Directive
Read the entries below and pull out each line with the string "date".

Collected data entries
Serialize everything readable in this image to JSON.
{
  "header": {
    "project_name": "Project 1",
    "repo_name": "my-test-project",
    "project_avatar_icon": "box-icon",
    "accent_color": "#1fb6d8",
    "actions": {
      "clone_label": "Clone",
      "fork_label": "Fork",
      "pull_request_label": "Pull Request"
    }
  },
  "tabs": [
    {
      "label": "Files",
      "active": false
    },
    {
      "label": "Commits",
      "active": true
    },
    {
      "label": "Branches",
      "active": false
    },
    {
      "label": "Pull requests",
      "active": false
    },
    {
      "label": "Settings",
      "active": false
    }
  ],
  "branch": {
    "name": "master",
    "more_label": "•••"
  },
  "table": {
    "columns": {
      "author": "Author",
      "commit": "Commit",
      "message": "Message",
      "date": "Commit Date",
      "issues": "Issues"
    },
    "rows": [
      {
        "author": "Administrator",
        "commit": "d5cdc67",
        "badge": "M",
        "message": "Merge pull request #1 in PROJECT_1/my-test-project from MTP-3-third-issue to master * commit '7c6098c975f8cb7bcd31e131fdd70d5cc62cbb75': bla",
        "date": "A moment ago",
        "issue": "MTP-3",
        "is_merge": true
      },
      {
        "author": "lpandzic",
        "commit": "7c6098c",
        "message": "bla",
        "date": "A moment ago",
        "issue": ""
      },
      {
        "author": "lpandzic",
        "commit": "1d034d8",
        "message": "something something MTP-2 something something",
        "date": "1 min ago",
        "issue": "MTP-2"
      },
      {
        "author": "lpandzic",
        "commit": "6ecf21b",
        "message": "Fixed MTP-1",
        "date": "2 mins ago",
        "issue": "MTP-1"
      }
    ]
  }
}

Output of the exercise
      "date": "Commit Date",
        "date": "A moment ago",
        "date": "A moment ago",
        "date": "1 min ago",
        "date": "2 mins ago",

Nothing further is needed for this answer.